Supplied material:
[Begin]

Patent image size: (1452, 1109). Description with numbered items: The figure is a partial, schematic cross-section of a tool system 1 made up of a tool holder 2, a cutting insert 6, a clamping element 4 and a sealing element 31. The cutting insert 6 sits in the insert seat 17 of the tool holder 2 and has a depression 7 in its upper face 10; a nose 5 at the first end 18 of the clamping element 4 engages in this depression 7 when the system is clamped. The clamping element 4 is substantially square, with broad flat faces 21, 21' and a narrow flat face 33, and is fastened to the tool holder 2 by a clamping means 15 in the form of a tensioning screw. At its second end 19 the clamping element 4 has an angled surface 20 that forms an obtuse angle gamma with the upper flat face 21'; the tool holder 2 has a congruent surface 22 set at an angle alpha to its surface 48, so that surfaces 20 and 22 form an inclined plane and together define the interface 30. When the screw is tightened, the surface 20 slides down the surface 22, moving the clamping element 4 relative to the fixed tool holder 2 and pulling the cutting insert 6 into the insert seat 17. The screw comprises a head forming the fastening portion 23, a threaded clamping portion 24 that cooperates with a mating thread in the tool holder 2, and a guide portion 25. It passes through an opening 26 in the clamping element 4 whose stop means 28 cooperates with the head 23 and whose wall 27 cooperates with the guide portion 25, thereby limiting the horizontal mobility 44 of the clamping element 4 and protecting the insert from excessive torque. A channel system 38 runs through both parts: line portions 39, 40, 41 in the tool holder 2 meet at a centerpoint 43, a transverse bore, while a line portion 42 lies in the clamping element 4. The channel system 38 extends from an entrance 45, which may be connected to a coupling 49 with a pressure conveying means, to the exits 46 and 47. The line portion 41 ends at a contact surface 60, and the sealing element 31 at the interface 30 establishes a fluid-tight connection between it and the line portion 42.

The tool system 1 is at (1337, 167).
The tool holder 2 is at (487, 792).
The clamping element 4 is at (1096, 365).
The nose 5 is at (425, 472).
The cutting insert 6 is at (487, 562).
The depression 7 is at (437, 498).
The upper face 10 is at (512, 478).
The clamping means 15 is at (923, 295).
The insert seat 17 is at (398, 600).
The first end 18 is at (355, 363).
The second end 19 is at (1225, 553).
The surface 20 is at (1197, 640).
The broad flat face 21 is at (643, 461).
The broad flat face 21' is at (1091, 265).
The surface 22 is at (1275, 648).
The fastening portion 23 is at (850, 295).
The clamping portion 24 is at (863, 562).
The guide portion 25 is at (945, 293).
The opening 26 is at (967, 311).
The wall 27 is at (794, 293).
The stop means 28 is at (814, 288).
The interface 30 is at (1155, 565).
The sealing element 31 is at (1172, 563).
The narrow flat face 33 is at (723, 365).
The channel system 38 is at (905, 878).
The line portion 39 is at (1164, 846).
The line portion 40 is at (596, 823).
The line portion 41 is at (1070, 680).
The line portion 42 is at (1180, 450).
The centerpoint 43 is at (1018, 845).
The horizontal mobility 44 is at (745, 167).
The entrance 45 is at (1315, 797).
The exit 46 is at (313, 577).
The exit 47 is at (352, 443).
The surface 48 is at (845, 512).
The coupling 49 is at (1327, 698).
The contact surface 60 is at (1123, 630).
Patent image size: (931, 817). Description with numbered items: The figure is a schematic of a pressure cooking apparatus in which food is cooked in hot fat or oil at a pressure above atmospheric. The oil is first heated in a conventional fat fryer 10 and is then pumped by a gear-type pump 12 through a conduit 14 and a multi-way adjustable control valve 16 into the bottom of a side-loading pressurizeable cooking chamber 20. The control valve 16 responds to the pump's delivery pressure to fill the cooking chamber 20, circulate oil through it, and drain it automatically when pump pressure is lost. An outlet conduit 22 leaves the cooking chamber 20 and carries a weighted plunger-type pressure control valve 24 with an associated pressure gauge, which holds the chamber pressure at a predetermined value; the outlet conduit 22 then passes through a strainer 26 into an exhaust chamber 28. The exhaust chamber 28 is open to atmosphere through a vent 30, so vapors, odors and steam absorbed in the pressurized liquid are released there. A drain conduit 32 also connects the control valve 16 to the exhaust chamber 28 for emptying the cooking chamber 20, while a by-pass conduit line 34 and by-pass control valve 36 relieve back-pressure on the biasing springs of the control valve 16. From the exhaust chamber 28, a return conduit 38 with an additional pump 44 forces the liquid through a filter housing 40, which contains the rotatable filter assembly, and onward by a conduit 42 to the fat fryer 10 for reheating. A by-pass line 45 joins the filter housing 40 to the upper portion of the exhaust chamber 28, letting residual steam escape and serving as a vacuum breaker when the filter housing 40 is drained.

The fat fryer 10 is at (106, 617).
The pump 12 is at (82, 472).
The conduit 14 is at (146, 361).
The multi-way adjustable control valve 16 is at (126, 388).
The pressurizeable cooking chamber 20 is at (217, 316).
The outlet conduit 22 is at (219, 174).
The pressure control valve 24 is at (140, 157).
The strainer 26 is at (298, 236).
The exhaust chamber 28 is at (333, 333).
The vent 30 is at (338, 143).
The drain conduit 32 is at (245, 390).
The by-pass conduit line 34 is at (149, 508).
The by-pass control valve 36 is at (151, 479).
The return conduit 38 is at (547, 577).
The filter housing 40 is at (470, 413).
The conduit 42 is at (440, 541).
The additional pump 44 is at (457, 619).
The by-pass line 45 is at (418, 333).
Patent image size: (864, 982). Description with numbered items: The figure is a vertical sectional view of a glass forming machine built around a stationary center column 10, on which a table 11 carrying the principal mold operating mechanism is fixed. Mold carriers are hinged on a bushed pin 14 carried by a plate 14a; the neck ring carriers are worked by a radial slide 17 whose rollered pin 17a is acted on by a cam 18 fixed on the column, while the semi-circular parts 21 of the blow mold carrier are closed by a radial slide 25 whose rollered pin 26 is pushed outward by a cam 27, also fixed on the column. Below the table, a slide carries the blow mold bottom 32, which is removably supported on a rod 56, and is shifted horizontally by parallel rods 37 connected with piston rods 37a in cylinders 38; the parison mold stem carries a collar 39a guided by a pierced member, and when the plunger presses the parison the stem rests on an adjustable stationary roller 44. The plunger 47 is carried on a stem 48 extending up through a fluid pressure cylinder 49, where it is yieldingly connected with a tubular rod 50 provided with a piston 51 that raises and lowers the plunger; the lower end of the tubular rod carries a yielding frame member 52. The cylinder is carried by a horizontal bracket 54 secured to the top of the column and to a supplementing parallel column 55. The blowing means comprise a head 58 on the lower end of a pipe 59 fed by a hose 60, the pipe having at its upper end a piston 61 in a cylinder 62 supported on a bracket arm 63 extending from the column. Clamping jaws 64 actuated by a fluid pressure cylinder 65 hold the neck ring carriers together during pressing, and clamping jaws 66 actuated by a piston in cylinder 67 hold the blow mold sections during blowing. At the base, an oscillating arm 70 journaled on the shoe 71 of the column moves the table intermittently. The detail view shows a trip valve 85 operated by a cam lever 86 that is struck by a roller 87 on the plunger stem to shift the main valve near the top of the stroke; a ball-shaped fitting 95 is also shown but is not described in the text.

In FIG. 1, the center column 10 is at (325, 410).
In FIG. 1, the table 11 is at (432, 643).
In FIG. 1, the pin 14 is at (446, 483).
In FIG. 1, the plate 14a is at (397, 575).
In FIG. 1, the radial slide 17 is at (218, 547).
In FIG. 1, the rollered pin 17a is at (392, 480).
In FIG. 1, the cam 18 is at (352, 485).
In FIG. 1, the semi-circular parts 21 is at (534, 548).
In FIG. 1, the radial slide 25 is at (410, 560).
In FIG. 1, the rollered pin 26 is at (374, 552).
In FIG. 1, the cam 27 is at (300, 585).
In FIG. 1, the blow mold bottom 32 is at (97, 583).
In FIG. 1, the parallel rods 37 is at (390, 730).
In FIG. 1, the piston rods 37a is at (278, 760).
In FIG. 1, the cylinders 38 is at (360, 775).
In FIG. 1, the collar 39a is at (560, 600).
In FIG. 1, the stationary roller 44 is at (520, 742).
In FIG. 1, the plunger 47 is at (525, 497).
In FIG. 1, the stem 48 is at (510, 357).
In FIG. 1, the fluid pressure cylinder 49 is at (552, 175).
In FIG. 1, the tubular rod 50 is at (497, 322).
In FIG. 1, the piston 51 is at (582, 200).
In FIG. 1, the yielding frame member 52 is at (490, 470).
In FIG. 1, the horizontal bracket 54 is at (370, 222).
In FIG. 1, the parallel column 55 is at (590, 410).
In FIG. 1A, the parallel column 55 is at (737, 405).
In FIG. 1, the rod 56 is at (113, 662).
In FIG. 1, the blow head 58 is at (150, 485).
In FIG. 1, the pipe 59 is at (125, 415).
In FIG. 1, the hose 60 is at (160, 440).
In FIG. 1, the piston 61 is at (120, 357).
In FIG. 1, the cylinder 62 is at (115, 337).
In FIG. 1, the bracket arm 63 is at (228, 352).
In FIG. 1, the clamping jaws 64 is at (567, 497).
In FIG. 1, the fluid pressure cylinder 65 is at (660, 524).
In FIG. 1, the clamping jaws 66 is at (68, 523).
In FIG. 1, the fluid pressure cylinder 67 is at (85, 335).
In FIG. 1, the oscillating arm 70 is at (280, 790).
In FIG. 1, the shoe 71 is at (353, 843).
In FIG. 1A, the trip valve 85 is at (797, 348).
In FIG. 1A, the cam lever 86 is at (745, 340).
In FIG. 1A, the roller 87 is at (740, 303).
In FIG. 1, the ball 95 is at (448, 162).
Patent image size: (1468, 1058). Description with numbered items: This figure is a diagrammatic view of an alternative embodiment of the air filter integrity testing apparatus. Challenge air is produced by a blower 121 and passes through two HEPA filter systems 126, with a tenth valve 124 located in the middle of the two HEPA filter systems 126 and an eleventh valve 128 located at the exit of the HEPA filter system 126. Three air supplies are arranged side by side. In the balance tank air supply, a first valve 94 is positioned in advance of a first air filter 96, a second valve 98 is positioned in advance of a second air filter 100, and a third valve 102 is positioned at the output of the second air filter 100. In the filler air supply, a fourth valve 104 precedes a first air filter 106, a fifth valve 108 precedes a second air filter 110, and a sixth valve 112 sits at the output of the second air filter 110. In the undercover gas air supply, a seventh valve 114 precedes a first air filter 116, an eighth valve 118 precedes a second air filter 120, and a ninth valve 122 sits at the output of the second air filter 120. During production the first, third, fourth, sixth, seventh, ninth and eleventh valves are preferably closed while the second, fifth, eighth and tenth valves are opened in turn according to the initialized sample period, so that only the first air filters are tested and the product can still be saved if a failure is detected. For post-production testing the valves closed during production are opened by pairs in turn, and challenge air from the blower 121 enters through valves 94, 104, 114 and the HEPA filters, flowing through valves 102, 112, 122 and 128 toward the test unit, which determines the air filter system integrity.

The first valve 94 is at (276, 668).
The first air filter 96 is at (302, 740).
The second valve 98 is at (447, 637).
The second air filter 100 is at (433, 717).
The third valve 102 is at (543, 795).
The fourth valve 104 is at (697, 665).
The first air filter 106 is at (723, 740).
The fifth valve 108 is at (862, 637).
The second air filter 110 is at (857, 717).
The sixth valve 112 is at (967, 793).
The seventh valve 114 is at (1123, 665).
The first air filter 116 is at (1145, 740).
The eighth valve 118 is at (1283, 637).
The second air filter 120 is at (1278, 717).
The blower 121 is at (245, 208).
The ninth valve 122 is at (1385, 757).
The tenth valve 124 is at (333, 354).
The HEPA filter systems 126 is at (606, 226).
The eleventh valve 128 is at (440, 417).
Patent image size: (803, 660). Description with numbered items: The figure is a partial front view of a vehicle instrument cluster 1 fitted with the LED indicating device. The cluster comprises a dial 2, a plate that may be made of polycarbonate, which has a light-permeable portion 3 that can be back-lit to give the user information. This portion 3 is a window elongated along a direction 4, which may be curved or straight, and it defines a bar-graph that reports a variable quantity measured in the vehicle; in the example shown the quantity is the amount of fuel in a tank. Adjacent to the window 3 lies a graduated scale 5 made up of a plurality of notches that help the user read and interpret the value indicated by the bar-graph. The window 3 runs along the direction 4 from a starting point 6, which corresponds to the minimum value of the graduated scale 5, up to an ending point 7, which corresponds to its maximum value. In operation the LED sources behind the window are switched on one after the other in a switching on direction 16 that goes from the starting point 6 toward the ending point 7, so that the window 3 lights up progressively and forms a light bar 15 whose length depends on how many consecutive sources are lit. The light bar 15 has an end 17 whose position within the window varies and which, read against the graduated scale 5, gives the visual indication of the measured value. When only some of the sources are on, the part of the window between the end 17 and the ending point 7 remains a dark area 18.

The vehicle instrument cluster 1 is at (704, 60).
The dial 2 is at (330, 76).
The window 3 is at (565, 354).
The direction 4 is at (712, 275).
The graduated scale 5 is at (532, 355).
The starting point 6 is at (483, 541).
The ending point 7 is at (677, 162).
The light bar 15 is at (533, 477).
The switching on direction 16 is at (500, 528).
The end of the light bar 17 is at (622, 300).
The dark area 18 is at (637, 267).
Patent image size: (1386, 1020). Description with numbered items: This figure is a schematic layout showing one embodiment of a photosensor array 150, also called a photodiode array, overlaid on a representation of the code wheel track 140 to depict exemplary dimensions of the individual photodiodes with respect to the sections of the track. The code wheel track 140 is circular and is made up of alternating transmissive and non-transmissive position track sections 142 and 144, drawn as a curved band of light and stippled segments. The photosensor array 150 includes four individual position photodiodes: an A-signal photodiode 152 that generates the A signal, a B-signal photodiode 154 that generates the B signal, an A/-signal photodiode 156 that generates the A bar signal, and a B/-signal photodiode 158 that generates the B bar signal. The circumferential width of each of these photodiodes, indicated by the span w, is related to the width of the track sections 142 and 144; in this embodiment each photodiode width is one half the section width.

[End]

Directions for this task: Retype the rows starting with the line that contains "Patent image size: (931, 817)." and going on through the line that contains "The by-pass conduit line 34 is at (149, 508).", both included, with no changes.

Result for this exercise:
Patent image size: (931, 817). Description with numbered items: The figure is a schematic of a pressure cooking apparatus in which food is cooked in hot fat or oil at a pressure above atmospheric. The oil is first heated in a conventional fat fryer 10 and is then pumped by a gear-type pump 12 through a conduit 14 and a multi-way adjustable control valve 16 into the bottom of a side-loading pressurizeable cooking chamber 20. The control valve 16 responds to the pump's delivery pressure to fill the cooking chamber 20, circulate oil through it, and drain it automatically when pump pressure is lost. An outlet conduit 22 leaves the cooking chamber 20 and carries a weighted plunger-type pressure control valve 24 with an associated pressure gauge, which holds the chamber pressure at a predetermined value; the outlet conduit 22 then passes through a strainer 26 into an exhaust chamber 28. The exhaust chamber 28 is open to atmosphere through a vent 30, so vapors, odors and steam absorbed in the pressurized liquid are released there. A drain conduit 32 also connects the control valve 16 to the exhaust chamber 28 for emptying the cooking chamber 20, while a by-pass conduit line 34 and by-pass control valve 36 relieve back-pressure on the biasing springs of the control valve 16. From the exhaust chamber 28, a return conduit 38 with an additional pump 44 forces the liquid through a filter housing 40, which contains the rotatable filter assembly, and onward by a conduit 42 to the fat fryer 10 for reheating. A by-pass line 45 joins the filter housing 40 to the upper portion of the exhaust chamber 28, letting residual steam escape and serving as a vacuum breaker when the filter housing 40 is drained.

The fat fryer 10 is at (106, 617).
The pump 12 is at (82, 472).
The conduit 14 is at (146, 361).
The multi-way adjustable control valve 16 is at (126, 388).
The pressurizeable cooking chamber 20 is at (217, 316).
The outlet conduit 22 is at (219, 174).
The pressure control valve 24 is at (140, 157).
The strainer 26 is at (298, 236).
The exhaust chamber 28 is at (333, 333).
The vent 30 is at (338, 143).
The drain conduit 32 is at (245, 390).
The by-pass conduit line 34 is at (149, 508).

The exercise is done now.